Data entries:
□ □ □ □ □

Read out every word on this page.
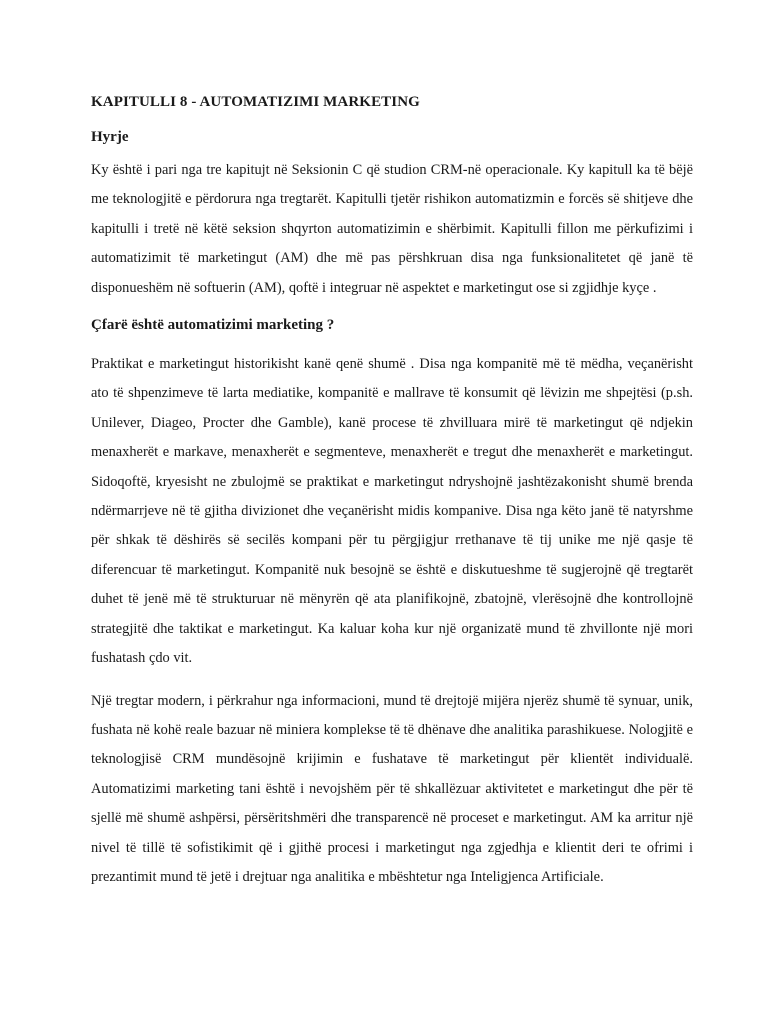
KAPITULLI 8 - AUTOMATIZIMI MARKETING
Hyrje

Ky është i pari nga tre kapitujt në Seksionin C që studion CRM-në operacionale. Ky kapitull ka të bëjë me teknologjitë e përdorura nga tregtarët. Kapitulli tjetër rishikon automatizmin e forcës së shitjeve dhe kapitulli i tretë në këtë seksion shqyrton automatizimin e shërbimit. Kapitulli fillon me përkufizimi i automatizimit të marketingut (AM) dhe më pas përshkruan disa nga funksionalitetet që janë të disponueshëm në softuerin (AM), qoftë i integruar në aspektet e marketingut ose si zgjidhje kyçe .

Çfarë është automatizimi marketing ?

Praktikat e marketingut historikisht kanë qenë shumë . Disa nga kompanitë më të mëdha, veçanërisht ato të shpenzimeve të larta mediatike, kompanitë e mallrave të konsumit që lëvizin me shpejtësi (p.sh. Unilever, Diageo, Procter dhe Gamble), kanë procese të zhvilluara mirë të marketingut që ndjekin menaxherët e markave, menaxherët e segmenteve, menaxherët e tregut dhe menaxherët e marketingut. Sidoqoftë, kryesisht ne zbulojmë se praktikat e marketingut ndryshojnë jashtëzakonisht shumë brenda ndërmarrjeve në të gjitha divizionet dhe veçanërisht midis kompanive. Disa nga këto janë të natyrshme për shkak të dëshirës së secilës kompani për tu përgjigjur rrethanave të tij unike me një qasje të diferencuar të marketingut. Kompanitë nuk besojnë se është e diskutueshme të sugjerojnë që tregtarët duhet të jenë më të strukturuar në mënyrën që ata planifikojnë, zbatojnë, vlerësojnë dhe kontrollojnë strategjitë dhe taktikat e marketingut. Ka kaluar koha kur një organizatë mund të zhvillonte një mori fushatash çdo vit.

Një tregtar modern, i përkrahur nga informacioni, mund të drejtojë mijëra njerëz shumë të synuar, unik, fushata në kohë reale bazuar në miniera komplekse të të dhënave dhe analitika parashikuese. Nologjitë e teknologjisë CRM mundësojnë krijimin e fushatave të marketingut për klientët individualë. Automatizimi marketing tani është i nevojshëm për të shkallëzuar aktivitetet e marketingut dhe për të sjellë më shumë ashpërsi, përsëritshmëri dhe transparencë në proceset e marketingut. AM ka arritur një nivel të tillë të sofistikimit që i gjithë procesi i marketingut nga zgjedhja e klientit deri te ofrimi i prezantimit mund të jetë i drejtuar nga analitika e mbështetur nga Inteligjenca Artificiale.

□ □ □ □ □

GIVEN EXERCISE:
Omit every picture while copying the listing above exactly.

WRITTEN RESPONSE:
Read out every word on this page.
KAPITULLI 8 - AUTOMATIZIMI MARKETING
Hyrje

Ky është i pari nga tre kapitujt në Seksionin C që studion CRM-në operacionale. Ky kapitull ka të bëjë me teknologjitë e përdorura nga tregtarët. Kapitulli tjetër rishikon automatizmin e forcës së shitjeve dhe kapitulli i tretë në këtë seksion shqyrton automatizimin e shërbimit. Kapitulli fillon me përkufizimi i automatizimit të marketingut (AM) dhe më pas përshkruan disa nga funksionalitetet që janë të disponueshëm në softuerin (AM), qoftë i integruar në aspektet e marketingut ose si zgjidhje kyçe .

Çfarë është automatizimi marketing ?

Praktikat e marketingut historikisht kanë qenë shumë . Disa nga kompanitë më të mëdha, veçanërisht ato të shpenzimeve të larta mediatike, kompanitë e mallrave të konsumit që lëvizin me shpejtësi (p.sh. Unilever, Diageo, Procter dhe Gamble), kanë procese të zhvilluara mirë të marketingut që ndjekin menaxherët e markave, menaxherët e segmenteve, menaxherët e tregut dhe menaxherët e marketingut. Sidoqoftë, kryesisht ne zbulojmë se praktikat e marketingut ndryshojnë jashtëzakonisht shumë brenda ndërmarrjeve në të gjitha divizionet dhe veçanërisht midis kompanive. Disa nga këto janë të natyrshme për shkak të dëshirës së secilës kompani për tu përgjigjur rrethanave të tij unike me një qasje të diferencuar të marketingut. Kompanitë nuk besojnë se është e diskutueshme të sugjerojnë që tregtarët duhet të jenë më të strukturuar në mënyrën që ata planifikojnë, zbatojnë, vlerësojnë dhe kontrollojnë strategjitë dhe taktikat e marketingut. Ka kaluar koha kur një organizatë mund të zhvillonte një mori fushatash çdo vit.

Një tregtar modern, i përkrahur nga informacioni, mund të drejtojë mijëra njerëz shumë të synuar, unik, fushata në kohë reale bazuar në miniera komplekse të të dhënave dhe analitika parashikuese. Nologjitë e teknologjisë CRM mundësojnë krijimin e fushatave të marketingut për klientët individualë. Automatizimi marketing tani është i nevojshëm për të shkallëzuar aktivitetet e marketingut dhe për të sjellë më shumë ashpërsi, përsëritshmëri dhe transparencë në proceset e marketingut. AM ka arritur një nivel të tillë të sofistikimit që i gjithë procesi i marketingut nga zgjedhja e klientit deri te ofrimi i prezantimit mund të jetë i drejtuar nga analitika e mbështetur nga Inteligjenca Artificiale.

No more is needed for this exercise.